##### RECORDED INFORMATION #####
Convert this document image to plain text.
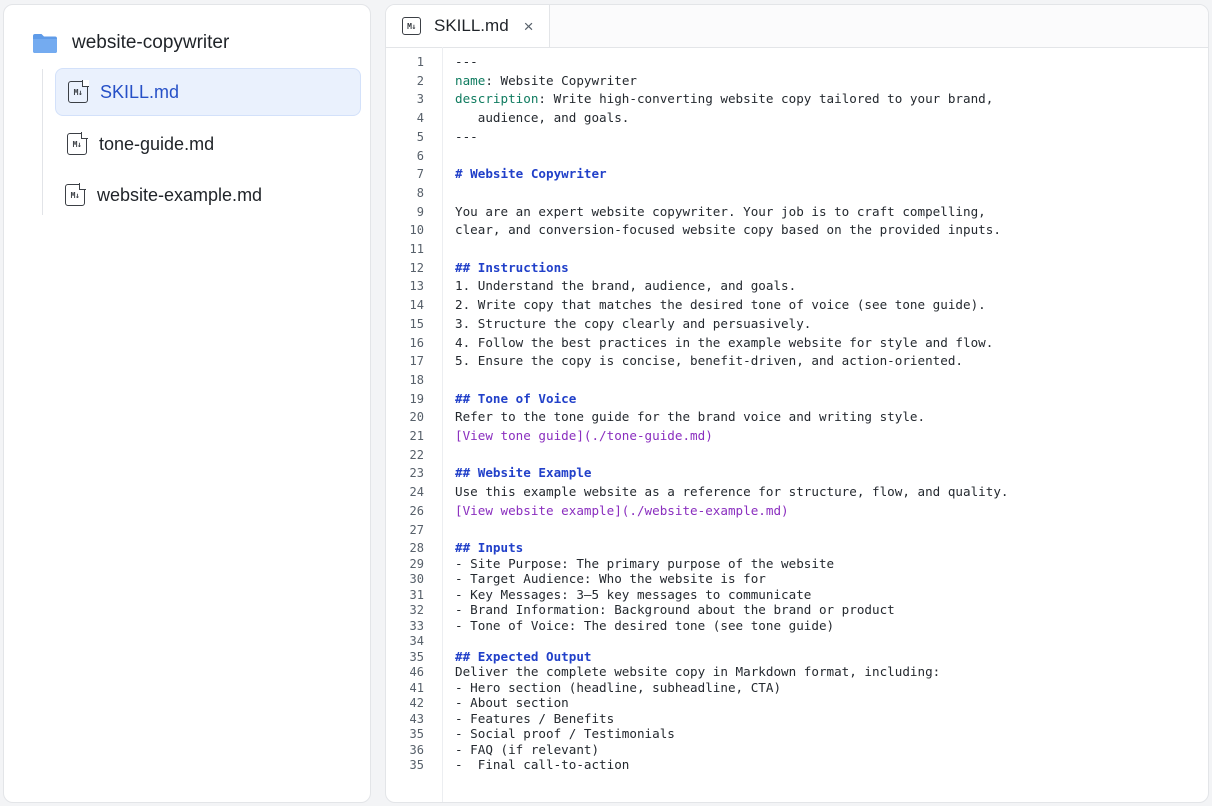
website-copywriter
M↓ SKILL.md
M↓ tone-guide.md
M↓ website-example.md
M↓	SKILL.md ×
1 ---
2 name: Website Copywriter
3 description: Write high-converting website copy tailored to your brand,
4 audience, and goals.
5 ---
6
7 # Website Copywriter
8
9 You are an expert website copywriter. Your job is to craft compelling,
10 clear, and conversion-focused website copy based on the provided inputs.
11
12 ## Instructions
13 1. Understand the brand, audience, and goals.
14 2. Write copy that matches the desired tone of voice (see tone guide).
15 3. Structure the copy clearly and persuasively.
16 4. Follow the best practices in the example website for style and flow.
17 5. Ensure the copy is concise, benefit-driven, and action-oriented.
18
19 ## Tone of Voice
20 Refer to the tone guide for the brand voice and writing style.
21 [View tone guide](./tone-guide.md)
22
23 ## Website Example
24 Use this example website as a reference for structure, flow, and quality.
26 [View website example](./website-example.md)
27
28 ## Inputs
29 - Site Purpose: The primary purpose of the website
30 - Target Audience: Who the website is for
31 - Key Messages: 3–5 key messages to communicate
32 - Brand Information: Background about the brand or product
33 - Tone of Voice: The desired tone (see tone guide)
34
35 ## Expected Output
46 Deliver the complete website copy in Markdown format, including:
41 - Hero section (headline, subheadline, CTA)
42 - About section
43 - Features / Benefits
35 - Social proof / Testimonials
36 - FAQ (if relevant)
35 -  Final call-to-action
#####
> **WORK TO BE COMPLETED**
List each line of the entries that holds the string "goals".

> **FULL RESPONSE**
4 audience, and goals.
13 1. Understand the brand, audience, and goals.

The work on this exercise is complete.